* Instructions to follow: Look through the material and tally each line bearing the word "xlabel". Give only the total.

═════ Data rows

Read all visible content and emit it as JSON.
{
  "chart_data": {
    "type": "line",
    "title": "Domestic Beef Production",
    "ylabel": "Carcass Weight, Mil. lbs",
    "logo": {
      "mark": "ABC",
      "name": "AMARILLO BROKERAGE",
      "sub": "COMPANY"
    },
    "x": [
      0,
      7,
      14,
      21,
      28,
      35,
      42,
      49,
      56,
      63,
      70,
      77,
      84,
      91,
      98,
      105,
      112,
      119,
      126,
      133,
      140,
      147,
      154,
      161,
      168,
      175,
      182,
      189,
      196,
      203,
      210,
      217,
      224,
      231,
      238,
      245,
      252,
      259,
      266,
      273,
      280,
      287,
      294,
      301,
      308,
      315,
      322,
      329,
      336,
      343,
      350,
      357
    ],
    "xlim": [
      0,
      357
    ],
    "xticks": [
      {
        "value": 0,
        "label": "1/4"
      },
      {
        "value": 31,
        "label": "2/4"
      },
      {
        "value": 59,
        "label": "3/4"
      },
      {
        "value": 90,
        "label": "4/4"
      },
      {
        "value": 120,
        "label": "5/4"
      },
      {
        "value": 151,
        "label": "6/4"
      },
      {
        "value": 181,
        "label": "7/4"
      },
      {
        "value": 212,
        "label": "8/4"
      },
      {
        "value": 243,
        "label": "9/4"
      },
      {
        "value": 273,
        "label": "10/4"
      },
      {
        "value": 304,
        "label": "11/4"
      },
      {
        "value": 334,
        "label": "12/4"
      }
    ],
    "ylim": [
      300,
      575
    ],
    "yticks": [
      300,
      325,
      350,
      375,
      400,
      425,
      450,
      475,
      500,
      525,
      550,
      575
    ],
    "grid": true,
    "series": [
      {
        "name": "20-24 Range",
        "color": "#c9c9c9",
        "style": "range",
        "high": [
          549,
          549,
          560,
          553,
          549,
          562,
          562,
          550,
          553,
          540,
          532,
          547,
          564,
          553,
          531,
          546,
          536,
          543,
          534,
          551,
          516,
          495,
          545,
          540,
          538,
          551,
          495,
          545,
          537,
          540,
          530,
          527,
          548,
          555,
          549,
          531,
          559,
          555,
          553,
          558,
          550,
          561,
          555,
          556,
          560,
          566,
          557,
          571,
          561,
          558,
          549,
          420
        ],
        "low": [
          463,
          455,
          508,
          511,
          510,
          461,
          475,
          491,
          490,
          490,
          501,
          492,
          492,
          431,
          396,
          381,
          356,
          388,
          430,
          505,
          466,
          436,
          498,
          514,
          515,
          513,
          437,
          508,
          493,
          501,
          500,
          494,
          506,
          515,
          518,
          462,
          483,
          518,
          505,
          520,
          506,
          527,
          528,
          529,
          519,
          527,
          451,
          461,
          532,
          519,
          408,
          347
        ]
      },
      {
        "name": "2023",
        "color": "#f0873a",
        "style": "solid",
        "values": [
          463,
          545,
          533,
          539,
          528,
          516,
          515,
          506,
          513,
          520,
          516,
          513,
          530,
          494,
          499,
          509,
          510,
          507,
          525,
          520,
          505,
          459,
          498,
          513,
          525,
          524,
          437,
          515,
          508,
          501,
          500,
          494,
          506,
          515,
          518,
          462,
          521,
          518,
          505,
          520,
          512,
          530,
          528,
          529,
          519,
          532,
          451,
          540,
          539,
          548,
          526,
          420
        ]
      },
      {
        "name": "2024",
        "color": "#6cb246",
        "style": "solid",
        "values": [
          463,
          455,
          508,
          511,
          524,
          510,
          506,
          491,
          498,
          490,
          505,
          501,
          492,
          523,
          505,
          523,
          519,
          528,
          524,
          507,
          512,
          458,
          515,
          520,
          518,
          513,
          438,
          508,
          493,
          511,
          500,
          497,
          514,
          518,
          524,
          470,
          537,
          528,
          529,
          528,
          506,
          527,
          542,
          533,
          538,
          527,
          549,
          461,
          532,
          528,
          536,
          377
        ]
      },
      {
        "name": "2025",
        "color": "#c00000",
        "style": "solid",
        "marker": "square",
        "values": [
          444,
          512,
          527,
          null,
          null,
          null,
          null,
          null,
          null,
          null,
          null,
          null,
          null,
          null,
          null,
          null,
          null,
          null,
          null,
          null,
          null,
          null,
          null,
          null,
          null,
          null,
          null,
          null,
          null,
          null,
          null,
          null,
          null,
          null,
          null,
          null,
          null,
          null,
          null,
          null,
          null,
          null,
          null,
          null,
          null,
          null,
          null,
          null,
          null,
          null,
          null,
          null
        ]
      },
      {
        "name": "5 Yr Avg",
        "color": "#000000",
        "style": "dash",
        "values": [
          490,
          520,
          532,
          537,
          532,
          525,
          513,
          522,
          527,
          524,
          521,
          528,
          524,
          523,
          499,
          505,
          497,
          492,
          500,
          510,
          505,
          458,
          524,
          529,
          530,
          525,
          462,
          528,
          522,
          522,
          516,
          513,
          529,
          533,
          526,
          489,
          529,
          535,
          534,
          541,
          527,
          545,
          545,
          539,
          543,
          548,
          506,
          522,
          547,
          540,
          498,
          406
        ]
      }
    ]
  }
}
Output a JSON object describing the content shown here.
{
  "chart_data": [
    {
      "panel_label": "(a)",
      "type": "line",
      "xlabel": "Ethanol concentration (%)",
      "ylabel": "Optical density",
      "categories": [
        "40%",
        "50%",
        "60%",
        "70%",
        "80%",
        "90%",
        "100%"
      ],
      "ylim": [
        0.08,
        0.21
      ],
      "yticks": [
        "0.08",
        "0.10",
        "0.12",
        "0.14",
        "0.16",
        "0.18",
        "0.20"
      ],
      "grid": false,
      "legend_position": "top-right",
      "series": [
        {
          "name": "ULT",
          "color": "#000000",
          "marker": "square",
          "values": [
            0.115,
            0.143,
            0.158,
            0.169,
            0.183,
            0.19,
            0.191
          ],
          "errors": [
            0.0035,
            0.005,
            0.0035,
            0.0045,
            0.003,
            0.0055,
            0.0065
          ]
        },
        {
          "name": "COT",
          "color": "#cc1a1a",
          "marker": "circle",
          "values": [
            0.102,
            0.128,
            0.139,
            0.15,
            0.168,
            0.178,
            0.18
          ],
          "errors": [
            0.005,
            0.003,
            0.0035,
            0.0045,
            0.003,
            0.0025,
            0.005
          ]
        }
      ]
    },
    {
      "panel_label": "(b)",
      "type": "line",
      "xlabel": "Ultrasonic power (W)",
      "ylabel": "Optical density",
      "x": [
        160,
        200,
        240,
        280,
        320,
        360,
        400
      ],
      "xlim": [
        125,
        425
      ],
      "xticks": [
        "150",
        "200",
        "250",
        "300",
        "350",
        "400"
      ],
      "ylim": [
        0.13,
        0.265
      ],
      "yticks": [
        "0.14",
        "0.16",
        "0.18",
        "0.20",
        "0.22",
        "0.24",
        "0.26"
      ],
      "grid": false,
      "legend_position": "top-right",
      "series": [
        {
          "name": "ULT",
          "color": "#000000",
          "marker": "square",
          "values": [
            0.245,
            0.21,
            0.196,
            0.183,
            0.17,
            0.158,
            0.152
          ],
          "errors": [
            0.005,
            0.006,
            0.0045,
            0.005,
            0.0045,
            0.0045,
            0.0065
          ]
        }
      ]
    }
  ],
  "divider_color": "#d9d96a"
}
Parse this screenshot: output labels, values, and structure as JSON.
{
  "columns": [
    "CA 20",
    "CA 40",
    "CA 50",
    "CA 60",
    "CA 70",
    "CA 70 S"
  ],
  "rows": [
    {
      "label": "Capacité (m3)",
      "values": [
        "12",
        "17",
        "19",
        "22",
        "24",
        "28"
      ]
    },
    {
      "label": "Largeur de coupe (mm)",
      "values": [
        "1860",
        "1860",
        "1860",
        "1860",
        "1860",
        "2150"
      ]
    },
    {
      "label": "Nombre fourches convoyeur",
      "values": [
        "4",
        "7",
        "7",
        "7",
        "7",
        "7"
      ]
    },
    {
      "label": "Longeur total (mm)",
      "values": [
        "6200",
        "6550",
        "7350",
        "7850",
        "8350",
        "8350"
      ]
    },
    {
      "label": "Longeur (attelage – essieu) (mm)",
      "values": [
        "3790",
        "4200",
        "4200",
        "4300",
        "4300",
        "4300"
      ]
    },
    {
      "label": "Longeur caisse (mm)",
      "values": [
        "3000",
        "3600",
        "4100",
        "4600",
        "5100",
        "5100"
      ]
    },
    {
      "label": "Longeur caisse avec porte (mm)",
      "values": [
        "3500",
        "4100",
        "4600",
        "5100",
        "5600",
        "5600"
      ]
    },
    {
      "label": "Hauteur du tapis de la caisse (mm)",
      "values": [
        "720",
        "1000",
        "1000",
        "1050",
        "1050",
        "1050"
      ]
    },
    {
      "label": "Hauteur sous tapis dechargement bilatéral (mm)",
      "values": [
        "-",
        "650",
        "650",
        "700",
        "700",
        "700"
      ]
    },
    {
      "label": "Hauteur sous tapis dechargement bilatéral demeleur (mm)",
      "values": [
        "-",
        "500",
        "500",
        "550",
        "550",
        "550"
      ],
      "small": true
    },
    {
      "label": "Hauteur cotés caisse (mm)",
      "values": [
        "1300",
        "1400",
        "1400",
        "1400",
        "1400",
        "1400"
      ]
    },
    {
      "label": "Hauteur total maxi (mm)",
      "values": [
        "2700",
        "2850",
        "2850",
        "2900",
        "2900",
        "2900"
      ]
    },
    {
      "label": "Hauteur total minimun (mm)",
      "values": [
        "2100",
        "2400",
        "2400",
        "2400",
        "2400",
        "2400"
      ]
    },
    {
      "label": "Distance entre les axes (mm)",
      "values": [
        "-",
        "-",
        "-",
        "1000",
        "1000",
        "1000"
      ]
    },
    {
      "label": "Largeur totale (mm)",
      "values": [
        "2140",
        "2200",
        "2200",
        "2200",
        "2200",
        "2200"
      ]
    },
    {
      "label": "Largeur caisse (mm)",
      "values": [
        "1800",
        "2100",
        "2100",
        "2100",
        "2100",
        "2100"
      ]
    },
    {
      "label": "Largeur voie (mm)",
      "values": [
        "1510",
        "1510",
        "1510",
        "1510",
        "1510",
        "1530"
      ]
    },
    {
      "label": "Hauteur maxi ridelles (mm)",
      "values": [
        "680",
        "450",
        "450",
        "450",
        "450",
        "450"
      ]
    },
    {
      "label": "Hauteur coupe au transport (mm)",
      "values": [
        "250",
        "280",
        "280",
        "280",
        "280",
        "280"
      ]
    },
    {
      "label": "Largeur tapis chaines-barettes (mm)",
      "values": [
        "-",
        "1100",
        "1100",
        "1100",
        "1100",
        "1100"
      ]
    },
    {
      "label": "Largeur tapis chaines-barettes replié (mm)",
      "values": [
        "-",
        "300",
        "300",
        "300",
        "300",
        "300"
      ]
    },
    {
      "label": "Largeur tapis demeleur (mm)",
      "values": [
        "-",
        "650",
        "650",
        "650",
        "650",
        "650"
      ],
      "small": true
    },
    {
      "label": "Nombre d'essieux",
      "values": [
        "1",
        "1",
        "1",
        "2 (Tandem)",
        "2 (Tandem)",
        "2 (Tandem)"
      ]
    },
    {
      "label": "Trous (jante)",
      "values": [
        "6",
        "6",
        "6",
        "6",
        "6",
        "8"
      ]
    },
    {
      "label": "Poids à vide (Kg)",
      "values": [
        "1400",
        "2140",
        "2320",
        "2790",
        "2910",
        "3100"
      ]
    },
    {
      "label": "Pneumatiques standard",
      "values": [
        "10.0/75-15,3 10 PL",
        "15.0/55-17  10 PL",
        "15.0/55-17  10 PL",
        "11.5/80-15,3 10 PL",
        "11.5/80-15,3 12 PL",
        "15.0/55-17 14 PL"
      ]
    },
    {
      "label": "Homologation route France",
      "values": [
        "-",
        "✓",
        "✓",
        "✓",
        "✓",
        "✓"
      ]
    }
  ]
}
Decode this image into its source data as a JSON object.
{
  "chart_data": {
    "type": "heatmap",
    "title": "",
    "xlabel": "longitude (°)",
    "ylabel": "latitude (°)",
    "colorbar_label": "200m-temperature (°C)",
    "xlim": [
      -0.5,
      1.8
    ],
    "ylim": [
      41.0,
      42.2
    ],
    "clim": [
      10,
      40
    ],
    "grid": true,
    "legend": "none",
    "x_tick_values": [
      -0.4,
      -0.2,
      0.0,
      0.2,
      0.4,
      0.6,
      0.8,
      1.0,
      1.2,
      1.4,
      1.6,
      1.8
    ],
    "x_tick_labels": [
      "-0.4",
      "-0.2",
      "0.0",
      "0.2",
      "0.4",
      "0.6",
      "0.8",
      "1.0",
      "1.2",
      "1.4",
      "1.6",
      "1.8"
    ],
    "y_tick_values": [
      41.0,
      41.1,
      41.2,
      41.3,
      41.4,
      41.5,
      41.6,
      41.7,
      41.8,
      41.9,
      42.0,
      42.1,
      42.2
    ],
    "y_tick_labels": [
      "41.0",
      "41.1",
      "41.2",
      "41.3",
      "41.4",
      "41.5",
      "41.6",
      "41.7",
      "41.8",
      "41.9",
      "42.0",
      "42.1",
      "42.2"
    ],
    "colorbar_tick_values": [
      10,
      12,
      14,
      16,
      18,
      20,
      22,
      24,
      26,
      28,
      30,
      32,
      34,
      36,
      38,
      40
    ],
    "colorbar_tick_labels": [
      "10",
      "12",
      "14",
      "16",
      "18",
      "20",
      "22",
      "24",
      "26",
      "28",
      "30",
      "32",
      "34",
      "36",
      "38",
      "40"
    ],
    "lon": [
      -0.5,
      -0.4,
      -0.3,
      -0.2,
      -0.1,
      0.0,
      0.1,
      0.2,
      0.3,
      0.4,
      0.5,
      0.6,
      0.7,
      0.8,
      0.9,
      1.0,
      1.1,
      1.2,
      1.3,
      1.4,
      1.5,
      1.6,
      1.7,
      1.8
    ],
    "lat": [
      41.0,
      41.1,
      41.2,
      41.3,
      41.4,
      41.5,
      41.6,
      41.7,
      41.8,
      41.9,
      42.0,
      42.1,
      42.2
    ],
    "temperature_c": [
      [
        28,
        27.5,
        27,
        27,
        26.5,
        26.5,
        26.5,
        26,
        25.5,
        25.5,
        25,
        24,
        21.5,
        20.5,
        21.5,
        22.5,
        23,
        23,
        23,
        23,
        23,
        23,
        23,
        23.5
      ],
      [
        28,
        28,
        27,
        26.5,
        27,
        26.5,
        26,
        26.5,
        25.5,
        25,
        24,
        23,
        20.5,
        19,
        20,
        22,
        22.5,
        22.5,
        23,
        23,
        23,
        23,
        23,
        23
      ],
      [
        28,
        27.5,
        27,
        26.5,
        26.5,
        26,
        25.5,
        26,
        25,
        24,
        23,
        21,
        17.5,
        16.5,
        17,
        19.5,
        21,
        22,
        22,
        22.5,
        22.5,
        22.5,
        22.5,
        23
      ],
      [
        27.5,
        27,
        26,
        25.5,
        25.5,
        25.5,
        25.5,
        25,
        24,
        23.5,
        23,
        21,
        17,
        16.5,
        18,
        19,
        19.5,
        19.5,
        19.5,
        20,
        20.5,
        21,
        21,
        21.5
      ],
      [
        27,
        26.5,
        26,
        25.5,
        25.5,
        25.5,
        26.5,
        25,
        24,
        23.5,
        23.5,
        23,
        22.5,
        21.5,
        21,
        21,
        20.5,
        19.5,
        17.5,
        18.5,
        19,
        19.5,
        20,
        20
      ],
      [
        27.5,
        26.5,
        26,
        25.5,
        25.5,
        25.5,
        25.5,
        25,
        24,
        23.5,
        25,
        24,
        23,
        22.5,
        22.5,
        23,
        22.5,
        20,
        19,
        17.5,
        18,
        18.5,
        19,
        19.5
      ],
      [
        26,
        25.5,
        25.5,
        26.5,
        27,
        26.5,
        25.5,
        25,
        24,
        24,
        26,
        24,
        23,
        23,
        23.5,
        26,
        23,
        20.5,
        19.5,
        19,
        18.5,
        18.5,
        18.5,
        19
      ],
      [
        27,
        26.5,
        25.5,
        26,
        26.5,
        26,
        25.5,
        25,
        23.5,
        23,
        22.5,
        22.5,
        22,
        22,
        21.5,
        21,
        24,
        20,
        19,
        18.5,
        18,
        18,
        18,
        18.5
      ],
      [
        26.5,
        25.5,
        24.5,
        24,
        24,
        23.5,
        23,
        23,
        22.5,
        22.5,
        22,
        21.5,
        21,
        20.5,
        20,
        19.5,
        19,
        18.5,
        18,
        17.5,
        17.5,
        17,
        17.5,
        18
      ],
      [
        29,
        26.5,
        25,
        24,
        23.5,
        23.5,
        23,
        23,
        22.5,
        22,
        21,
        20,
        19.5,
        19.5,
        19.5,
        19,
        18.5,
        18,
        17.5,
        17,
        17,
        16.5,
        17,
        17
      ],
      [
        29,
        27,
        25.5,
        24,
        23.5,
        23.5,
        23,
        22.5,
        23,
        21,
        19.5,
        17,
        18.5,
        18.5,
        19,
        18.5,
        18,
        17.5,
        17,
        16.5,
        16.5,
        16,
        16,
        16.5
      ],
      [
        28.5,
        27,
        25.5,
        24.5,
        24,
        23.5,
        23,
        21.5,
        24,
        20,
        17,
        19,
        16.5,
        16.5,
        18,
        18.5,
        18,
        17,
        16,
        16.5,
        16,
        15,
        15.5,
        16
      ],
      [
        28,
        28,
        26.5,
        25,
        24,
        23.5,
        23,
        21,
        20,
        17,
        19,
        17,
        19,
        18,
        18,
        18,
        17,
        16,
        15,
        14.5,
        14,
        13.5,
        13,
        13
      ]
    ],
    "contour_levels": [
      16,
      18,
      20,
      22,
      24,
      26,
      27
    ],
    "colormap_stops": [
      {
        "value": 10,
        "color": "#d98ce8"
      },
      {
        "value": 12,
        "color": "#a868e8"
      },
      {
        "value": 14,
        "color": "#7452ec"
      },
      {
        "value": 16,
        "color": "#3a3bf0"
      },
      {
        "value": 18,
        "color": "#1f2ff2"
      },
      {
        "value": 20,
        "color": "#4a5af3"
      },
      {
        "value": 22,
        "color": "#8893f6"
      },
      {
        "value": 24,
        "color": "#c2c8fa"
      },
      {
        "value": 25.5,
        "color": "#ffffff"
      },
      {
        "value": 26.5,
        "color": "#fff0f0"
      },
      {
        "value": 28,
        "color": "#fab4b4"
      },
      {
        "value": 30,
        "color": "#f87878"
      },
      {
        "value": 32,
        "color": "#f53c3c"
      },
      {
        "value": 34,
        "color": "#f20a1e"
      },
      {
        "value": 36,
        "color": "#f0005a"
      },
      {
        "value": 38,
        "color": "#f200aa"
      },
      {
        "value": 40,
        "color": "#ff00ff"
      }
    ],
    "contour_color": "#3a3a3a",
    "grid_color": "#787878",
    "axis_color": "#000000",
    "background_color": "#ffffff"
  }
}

══════════

* Exercise response: 3